[begin Extracted data]

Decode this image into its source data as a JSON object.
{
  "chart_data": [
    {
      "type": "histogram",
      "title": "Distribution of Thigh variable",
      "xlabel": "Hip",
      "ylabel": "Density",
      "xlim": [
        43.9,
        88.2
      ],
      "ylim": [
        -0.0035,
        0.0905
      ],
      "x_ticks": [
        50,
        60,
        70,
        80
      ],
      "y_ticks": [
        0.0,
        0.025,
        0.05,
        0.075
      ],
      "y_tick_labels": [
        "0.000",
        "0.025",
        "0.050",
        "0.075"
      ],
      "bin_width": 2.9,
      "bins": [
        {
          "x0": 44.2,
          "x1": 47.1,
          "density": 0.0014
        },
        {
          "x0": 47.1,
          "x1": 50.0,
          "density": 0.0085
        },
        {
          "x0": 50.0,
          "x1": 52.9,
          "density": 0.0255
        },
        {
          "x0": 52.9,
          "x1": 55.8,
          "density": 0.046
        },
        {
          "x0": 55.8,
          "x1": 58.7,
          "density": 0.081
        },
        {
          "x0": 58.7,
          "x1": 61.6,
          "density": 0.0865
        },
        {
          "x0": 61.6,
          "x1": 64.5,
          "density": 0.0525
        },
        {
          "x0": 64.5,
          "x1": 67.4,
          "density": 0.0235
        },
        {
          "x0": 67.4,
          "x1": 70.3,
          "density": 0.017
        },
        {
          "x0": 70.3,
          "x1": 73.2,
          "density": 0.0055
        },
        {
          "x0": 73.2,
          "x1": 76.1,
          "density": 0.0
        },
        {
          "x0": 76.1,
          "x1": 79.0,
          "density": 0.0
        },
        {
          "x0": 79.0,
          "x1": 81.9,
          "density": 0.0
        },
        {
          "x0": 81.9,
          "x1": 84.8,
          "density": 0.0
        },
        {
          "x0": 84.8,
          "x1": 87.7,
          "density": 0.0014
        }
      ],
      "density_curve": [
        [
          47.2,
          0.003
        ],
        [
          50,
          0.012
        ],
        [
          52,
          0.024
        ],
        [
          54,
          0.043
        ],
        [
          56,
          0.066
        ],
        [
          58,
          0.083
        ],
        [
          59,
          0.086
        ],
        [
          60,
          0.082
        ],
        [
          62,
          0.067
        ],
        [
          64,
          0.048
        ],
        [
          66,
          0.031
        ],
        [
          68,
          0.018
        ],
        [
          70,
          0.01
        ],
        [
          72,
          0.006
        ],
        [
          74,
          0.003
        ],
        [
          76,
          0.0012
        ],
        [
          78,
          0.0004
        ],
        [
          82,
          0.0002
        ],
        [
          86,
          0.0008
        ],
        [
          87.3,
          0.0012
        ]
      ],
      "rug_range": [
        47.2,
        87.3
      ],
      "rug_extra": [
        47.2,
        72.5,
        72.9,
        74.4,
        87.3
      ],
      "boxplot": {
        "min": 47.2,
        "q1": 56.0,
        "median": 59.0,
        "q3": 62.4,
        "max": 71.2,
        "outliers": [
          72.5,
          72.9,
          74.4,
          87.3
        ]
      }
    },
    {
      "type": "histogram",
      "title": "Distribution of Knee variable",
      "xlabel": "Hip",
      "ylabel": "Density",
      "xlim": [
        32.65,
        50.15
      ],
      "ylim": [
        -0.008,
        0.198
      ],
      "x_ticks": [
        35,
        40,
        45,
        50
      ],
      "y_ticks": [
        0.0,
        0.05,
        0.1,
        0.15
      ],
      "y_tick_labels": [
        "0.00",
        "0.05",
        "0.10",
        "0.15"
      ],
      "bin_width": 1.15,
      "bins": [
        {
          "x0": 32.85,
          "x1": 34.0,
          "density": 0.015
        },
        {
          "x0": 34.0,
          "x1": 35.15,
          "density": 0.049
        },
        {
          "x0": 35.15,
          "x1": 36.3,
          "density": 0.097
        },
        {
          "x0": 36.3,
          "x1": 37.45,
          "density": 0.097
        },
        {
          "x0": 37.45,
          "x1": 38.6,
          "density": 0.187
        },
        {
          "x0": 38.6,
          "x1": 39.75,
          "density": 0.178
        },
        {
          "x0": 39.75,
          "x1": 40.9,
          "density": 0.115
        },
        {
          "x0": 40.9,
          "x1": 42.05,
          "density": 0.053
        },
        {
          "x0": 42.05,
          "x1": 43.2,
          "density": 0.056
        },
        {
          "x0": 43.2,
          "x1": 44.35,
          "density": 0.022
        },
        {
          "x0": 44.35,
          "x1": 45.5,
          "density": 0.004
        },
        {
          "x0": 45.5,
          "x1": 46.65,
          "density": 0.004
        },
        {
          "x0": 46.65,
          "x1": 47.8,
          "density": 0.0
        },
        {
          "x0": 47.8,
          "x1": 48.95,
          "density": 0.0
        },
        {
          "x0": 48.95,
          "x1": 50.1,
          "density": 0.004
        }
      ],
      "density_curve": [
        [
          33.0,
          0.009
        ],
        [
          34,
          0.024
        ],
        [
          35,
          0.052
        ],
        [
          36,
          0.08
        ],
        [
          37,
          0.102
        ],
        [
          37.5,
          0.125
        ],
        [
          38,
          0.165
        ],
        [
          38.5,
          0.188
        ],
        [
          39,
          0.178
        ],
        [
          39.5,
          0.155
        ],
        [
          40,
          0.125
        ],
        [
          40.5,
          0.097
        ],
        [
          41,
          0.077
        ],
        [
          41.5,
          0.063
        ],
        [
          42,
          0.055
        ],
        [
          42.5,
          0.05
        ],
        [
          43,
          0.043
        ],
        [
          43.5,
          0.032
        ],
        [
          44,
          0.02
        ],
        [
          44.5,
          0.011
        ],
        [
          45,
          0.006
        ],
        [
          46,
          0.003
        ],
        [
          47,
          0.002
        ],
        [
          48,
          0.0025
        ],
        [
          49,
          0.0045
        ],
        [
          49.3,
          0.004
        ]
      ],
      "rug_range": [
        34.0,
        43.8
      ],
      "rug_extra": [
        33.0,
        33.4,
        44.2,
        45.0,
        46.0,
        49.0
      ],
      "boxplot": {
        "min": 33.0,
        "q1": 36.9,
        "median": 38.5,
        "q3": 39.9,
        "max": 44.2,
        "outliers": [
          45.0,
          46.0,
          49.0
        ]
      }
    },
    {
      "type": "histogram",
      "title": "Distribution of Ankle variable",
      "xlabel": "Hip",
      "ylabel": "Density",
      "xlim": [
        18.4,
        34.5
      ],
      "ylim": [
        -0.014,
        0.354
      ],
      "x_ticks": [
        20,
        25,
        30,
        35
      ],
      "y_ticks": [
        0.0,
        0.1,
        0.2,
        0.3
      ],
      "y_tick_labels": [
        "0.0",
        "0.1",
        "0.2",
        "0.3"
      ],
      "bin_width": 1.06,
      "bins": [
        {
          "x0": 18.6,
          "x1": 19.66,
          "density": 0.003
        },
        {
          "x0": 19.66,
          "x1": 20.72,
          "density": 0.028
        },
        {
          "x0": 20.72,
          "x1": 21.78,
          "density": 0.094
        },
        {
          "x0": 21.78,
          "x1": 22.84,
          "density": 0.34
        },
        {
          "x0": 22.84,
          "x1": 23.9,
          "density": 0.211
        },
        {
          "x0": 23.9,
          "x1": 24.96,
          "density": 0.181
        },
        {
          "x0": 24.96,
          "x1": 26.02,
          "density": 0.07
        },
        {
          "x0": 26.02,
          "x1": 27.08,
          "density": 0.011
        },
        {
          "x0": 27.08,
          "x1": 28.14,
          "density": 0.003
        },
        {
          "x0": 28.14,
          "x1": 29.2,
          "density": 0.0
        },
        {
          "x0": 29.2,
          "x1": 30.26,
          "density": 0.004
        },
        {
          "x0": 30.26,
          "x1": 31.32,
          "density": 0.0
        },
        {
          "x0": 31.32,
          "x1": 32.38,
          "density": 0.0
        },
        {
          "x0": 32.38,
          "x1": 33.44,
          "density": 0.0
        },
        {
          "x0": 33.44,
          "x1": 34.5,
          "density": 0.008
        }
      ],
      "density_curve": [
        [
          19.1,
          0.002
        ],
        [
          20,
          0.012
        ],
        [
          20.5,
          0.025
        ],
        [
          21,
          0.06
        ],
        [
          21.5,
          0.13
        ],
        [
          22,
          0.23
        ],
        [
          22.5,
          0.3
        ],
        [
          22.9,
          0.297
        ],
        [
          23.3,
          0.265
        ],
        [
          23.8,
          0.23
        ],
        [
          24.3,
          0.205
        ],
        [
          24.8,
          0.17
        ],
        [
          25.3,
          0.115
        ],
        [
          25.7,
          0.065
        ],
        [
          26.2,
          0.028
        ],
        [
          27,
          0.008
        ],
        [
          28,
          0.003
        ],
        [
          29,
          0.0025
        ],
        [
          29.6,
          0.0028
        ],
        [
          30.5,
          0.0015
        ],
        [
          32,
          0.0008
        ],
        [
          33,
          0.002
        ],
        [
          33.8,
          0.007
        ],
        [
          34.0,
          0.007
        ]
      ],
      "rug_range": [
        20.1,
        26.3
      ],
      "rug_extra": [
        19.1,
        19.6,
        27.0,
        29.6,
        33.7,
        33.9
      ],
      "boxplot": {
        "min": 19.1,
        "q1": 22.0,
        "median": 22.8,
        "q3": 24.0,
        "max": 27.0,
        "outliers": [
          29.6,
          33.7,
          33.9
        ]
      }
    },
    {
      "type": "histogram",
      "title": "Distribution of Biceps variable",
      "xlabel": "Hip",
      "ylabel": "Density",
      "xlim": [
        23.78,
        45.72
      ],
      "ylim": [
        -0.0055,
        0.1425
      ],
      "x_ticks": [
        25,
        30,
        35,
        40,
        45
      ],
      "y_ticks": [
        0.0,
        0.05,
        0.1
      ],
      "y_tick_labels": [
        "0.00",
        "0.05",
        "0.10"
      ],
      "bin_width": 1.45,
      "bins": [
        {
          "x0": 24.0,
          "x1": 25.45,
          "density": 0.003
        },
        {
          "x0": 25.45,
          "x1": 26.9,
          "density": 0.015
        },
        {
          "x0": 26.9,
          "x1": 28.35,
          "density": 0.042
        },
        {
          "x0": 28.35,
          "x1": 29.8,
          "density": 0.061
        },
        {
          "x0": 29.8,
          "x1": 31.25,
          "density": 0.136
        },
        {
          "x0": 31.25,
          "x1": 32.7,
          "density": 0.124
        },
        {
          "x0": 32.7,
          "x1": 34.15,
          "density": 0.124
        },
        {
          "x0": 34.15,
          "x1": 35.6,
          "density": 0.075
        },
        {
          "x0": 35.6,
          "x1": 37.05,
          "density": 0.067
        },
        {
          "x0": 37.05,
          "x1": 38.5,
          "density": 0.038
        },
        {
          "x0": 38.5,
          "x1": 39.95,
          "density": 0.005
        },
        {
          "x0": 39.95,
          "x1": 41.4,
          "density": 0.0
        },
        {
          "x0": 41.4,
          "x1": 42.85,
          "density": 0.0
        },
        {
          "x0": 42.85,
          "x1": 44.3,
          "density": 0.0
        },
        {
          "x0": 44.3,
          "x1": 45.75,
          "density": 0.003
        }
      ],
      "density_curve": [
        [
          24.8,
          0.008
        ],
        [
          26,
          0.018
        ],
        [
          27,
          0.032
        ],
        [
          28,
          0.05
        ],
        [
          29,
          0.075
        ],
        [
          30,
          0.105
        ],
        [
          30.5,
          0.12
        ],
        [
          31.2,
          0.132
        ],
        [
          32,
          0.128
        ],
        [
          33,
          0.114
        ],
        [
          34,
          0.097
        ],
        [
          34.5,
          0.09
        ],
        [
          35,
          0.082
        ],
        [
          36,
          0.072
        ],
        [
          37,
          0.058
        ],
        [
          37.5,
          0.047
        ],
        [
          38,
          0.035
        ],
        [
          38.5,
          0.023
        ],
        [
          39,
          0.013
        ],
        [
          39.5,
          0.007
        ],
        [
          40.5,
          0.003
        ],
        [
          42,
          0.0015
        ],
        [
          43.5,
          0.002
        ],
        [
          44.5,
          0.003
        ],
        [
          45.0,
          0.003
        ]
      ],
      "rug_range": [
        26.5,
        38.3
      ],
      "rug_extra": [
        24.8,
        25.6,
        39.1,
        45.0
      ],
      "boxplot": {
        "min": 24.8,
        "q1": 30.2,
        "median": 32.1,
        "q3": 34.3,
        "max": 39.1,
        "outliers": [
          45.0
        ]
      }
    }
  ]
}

[end Extracted data]

## Your goal
Return each line where "Distribution" shows up.

## Exercise solution
      "title": "Distribution of Thigh variable",
      "title": "Distribution of Knee variable",
      "title": "Distribution of Ankle variable",
      "title": "Distribution of Biceps variable",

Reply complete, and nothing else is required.